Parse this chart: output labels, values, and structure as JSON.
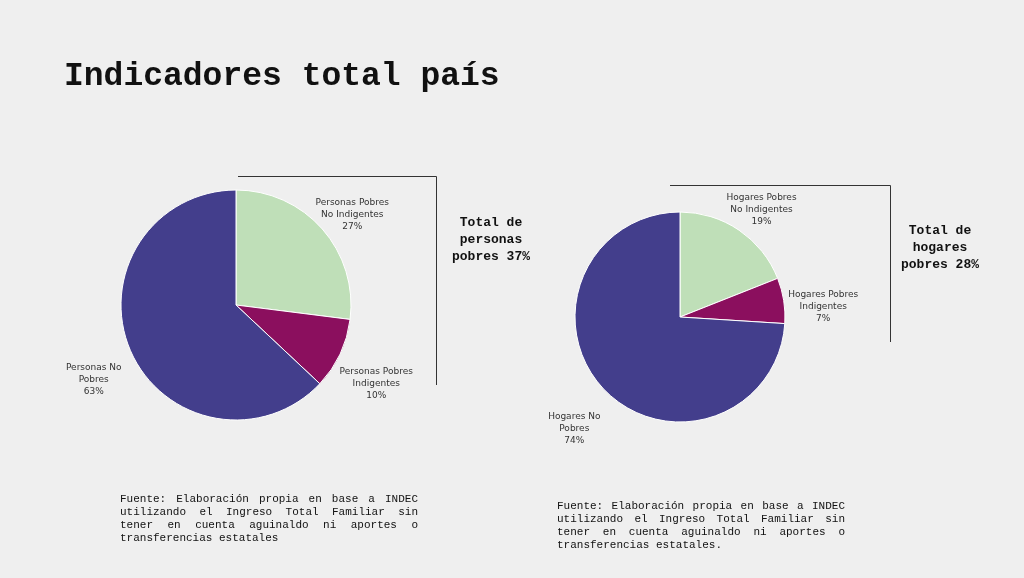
{
  "chart_data": [
    {
      "type": "pie",
      "title": "Indicadores total país",
      "categories": [
        "Personas Pobres No Indigentes",
        "Personas Pobres Indigentes",
        "Personas No Pobres"
      ],
      "values": [
        27,
        10,
        63
      ],
      "colors": [
        "#bfdfb8",
        "#8b0f5e",
        "#433e8c"
      ],
      "value_labels": [
        "27%",
        "10%",
        "63%"
      ],
      "annotations": [
        "Total de personas pobres 37%",
        "Fuente: Elaboración propia en base a INDEC utilizando el Ingreso Total Familiar sin tener en cuenta aguinaldo ni aportes o transferencias estatales"
      ]
    },
    {
      "type": "pie",
      "categories": [
        "Hogares Pobres No Indigentes",
        "Hogares Pobres Indigentes",
        "Hogares No Pobres"
      ],
      "values": [
        19,
        7,
        74
      ],
      "colors": [
        "#bfdfb8",
        "#8b0f5e",
        "#433e8c"
      ],
      "value_labels": [
        "19%",
        "7%",
        "74%"
      ],
      "annotations": [
        "Total de hogares pobres 28%",
        "Fuente: Elaboración propia en base a INDEC utilizando el Ingreso Total Familiar sin tener en cuenta aguinaldo ni aportes o transferencias estatales."
      ]
    }
  ]
}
++++++
→ Problem:
Every line above that contains the word "propia" should be reported.

→ Output for this exercise:
        "Fuente: Elaboración propia en base a INDEC utilizando el Ingreso Total Familiar sin tener en cuenta aguinaldo ni aportes o transferencias estatales"
        "Fuente: Elaboración propia en base a INDEC utilizando el Ingreso Total Familiar sin tener en cuenta aguinaldo ni aportes o transferencias estatales."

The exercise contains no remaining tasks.